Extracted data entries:
☆ ☆ ☆ ☆
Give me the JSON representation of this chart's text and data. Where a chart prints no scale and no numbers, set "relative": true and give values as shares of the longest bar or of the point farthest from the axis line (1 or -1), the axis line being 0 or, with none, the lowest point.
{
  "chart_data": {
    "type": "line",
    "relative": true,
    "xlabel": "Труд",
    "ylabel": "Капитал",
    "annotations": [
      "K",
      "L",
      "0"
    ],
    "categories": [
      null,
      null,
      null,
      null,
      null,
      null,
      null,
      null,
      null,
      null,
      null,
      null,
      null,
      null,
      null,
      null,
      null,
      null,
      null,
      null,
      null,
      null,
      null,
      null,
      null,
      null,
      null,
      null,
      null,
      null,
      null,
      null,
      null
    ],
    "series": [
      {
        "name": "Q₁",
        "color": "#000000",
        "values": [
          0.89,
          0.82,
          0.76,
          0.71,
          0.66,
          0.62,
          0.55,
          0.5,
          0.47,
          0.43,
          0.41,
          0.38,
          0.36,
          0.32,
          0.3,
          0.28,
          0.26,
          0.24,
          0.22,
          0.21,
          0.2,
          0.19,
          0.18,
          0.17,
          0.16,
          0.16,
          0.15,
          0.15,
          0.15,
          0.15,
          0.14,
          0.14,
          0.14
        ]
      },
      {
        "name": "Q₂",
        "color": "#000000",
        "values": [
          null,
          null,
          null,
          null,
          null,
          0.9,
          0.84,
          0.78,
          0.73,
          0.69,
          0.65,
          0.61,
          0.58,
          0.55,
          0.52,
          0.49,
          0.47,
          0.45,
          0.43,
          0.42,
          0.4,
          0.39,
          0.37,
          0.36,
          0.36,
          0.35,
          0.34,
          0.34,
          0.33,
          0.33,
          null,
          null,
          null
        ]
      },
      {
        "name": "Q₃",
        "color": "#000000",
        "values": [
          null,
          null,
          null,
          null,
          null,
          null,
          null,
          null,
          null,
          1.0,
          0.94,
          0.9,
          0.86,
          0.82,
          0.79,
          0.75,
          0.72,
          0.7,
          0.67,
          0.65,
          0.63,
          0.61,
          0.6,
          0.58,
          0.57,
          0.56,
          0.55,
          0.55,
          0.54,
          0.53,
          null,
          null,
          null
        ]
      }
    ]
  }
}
☆ ☆ ☆ ☆
# Task details:
How many of the lines above include the word "true"? Respond with the number alone.

# Solution for this task:
2